* The request
Output a single figure: the number of lines in which the word "used" appears.

* Stored data
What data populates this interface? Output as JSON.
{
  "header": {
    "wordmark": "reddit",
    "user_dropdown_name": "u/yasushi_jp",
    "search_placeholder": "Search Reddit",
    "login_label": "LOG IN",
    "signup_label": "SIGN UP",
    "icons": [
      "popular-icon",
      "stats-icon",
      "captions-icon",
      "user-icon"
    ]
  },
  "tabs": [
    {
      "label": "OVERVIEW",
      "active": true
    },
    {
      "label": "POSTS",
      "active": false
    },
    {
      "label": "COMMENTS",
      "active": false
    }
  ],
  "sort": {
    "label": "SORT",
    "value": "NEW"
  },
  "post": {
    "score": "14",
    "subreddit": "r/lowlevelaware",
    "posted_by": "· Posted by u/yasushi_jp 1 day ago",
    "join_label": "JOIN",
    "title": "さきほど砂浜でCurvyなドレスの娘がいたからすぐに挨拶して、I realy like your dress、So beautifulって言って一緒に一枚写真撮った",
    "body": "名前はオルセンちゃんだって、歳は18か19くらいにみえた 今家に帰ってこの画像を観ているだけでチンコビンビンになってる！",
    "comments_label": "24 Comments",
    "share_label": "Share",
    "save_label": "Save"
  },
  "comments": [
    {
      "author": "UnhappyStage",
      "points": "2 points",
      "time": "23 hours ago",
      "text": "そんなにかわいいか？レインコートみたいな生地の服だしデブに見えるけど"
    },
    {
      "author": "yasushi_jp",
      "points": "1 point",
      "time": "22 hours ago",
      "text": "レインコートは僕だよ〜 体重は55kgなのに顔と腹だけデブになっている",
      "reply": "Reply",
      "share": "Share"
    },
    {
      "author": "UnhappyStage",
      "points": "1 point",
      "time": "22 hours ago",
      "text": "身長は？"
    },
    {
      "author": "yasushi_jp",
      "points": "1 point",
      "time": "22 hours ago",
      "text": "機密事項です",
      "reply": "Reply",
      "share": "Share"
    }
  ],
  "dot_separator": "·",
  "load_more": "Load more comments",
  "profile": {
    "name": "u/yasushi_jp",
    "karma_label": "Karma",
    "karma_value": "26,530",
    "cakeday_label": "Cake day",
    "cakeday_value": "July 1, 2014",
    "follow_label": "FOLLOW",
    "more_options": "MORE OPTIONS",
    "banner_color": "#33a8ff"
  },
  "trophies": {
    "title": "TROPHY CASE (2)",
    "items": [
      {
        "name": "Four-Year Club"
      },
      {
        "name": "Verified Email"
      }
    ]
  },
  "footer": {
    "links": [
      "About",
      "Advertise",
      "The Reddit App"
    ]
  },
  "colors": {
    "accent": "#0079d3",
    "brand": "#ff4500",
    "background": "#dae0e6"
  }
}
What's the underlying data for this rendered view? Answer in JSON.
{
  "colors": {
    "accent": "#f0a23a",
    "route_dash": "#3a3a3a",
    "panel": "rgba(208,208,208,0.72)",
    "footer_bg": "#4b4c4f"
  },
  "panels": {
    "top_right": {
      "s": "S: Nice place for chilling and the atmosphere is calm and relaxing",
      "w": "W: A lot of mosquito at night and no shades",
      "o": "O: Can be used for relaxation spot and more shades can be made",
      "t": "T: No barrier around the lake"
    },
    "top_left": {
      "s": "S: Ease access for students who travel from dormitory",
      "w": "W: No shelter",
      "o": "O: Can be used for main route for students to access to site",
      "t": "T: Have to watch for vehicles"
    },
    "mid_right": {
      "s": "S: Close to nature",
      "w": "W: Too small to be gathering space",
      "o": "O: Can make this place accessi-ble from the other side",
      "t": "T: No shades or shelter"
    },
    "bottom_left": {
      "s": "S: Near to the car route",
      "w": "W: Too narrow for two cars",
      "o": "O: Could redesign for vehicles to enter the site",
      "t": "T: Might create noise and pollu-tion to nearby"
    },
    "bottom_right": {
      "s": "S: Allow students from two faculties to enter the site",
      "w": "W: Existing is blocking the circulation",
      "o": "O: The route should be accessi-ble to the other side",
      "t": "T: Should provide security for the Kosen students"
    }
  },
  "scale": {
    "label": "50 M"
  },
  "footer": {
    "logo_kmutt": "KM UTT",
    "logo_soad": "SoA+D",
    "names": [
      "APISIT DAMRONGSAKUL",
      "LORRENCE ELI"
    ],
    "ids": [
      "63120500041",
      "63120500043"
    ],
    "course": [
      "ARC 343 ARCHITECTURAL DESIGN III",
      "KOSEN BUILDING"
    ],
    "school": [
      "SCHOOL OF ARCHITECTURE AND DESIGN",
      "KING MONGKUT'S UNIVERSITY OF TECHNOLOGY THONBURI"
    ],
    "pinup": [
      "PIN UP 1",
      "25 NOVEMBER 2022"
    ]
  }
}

* Correct response
2